-- WRITTEN REQUEST --
Any pictures in the records below should be skipped; write out everything else exactly.
= = =
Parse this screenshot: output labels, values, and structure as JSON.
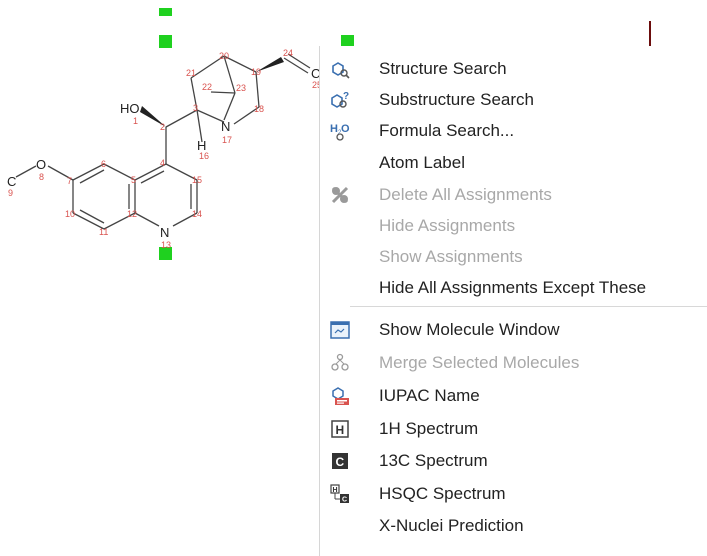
{
  "molecule": {
    "atom_labels": {
      "oh": "HO",
      "o8": "O",
      "c9": "C",
      "n17": "N",
      "h16": "H",
      "n13": "N",
      "c25": "C"
    },
    "atom_numbers": [
      "1",
      "2",
      "3",
      "4",
      "5",
      "6",
      "7",
      "8",
      "9",
      "10",
      "11",
      "12",
      "13",
      "14",
      "15",
      "16",
      "17",
      "18",
      "19",
      "20",
      "21",
      "22",
      "23",
      "24",
      "25"
    ]
  },
  "menu": {
    "items": [
      {
        "label": "Structure Search",
        "icon": "structure-search-icon",
        "enabled": true
      },
      {
        "label": "Substructure Search",
        "icon": "substructure-search-icon",
        "enabled": true
      },
      {
        "label": "Formula Search...",
        "icon": "formula-search-icon",
        "enabled": true
      },
      {
        "label": "Atom Label",
        "icon": "",
        "enabled": true
      },
      {
        "label": "Delete All Assignments",
        "icon": "delete-assignments-icon",
        "enabled": false
      },
      {
        "label": "Hide Assignments",
        "icon": "",
        "enabled": false
      },
      {
        "label": "Show Assignments",
        "icon": "",
        "enabled": false
      },
      {
        "label": "Hide All Assignments Except These",
        "icon": "",
        "enabled": true
      },
      {
        "label": "Show Molecule Window",
        "icon": "molecule-window-icon",
        "enabled": true
      },
      {
        "label": "Merge Selected Molecules",
        "icon": "merge-molecules-icon",
        "enabled": false
      },
      {
        "label": "IUPAC Name",
        "icon": "iupac-name-icon",
        "enabled": true
      },
      {
        "label": "1H Spectrum",
        "icon": "1h-spectrum-icon",
        "enabled": true
      },
      {
        "label": "13C Spectrum",
        "icon": "13c-spectrum-icon",
        "enabled": true
      },
      {
        "label": "HSQC Spectrum",
        "icon": "hsqc-spectrum-icon",
        "enabled": true
      },
      {
        "label": "X-Nuclei Prediction",
        "icon": "",
        "enabled": true
      }
    ],
    "formula_icon_text": "H2O",
    "h_icon_text": "H",
    "c_icon_text": "C"
  },
  "colors": {
    "selection_handle": "#1fd11f",
    "atom_number": "#d9534f",
    "disabled_text": "#a8a8a8",
    "icon_blue": "#3a6fb0"
  }
}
= = =
-- EXERCISE ANSWER --
Parse this screenshot: output labels, values, and structure as JSON.
{
  "molecule": {
    "atom_labels": {
      "oh": "HO",
      "o8": "O",
      "c9": "C",
      "n17": "N",
      "h16": "H",
      "n13": "N",
      "c25": "C"
    },
    "atom_numbers": [
      "1",
      "2",
      "3",
      "4",
      "5",
      "6",
      "7",
      "8",
      "9",
      "10",
      "11",
      "12",
      "13",
      "14",
      "15",
      "16",
      "17",
      "18",
      "19",
      "20",
      "21",
      "22",
      "23",
      "24",
      "25"
    ]
  },
  "menu": {
    "items": [
      {
        "label": "Structure Search",
        "icon": "structure-search-icon",
        "enabled": true
      },
      {
        "label": "Substructure Search",
        "icon": "substructure-search-icon",
        "enabled": true
      },
      {
        "label": "Formula Search...",
        "icon": "formula-search-icon",
        "enabled": true
      },
      {
        "label": "Atom Label",
        "icon": "",
        "enabled": true
      },
      {
        "label": "Delete All Assignments",
        "icon": "delete-assignments-icon",
        "enabled": false
      },
      {
        "label": "Hide Assignments",
        "icon": "",
        "enabled": false
      },
      {
        "label": "Show Assignments",
        "icon": "",
        "enabled": false
      },
      {
        "label": "Hide All Assignments Except These",
        "icon": "",
        "enabled": true
      },
      {
        "label": "Show Molecule Window",
        "icon": "molecule-window-icon",
        "enabled": true
      },
      {
        "label": "Merge Selected Molecules",
        "icon": "merge-molecules-icon",
        "enabled": false
      },
      {
        "label": "IUPAC Name",
        "icon": "iupac-name-icon",
        "enabled": true
      },
      {
        "label": "1H Spectrum",
        "icon": "1h-spectrum-icon",
        "enabled": true
      },
      {
        "label": "13C Spectrum",
        "icon": "13c-spectrum-icon",
        "enabled": true
      },
      {
        "label": "HSQC Spectrum",
        "icon": "hsqc-spectrum-icon",
        "enabled": true
      },
      {
        "label": "X-Nuclei Prediction",
        "icon": "",
        "enabled": true
      }
    ],
    "formula_icon_text": "H2O",
    "h_icon_text": "H",
    "c_icon_text": "C"
  },
  "colors": {
    "selection_handle": "#1fd11f",
    "atom_number": "#d9534f",
    "disabled_text": "#a8a8a8",
    "icon_blue": "#3a6fb0"
  }
}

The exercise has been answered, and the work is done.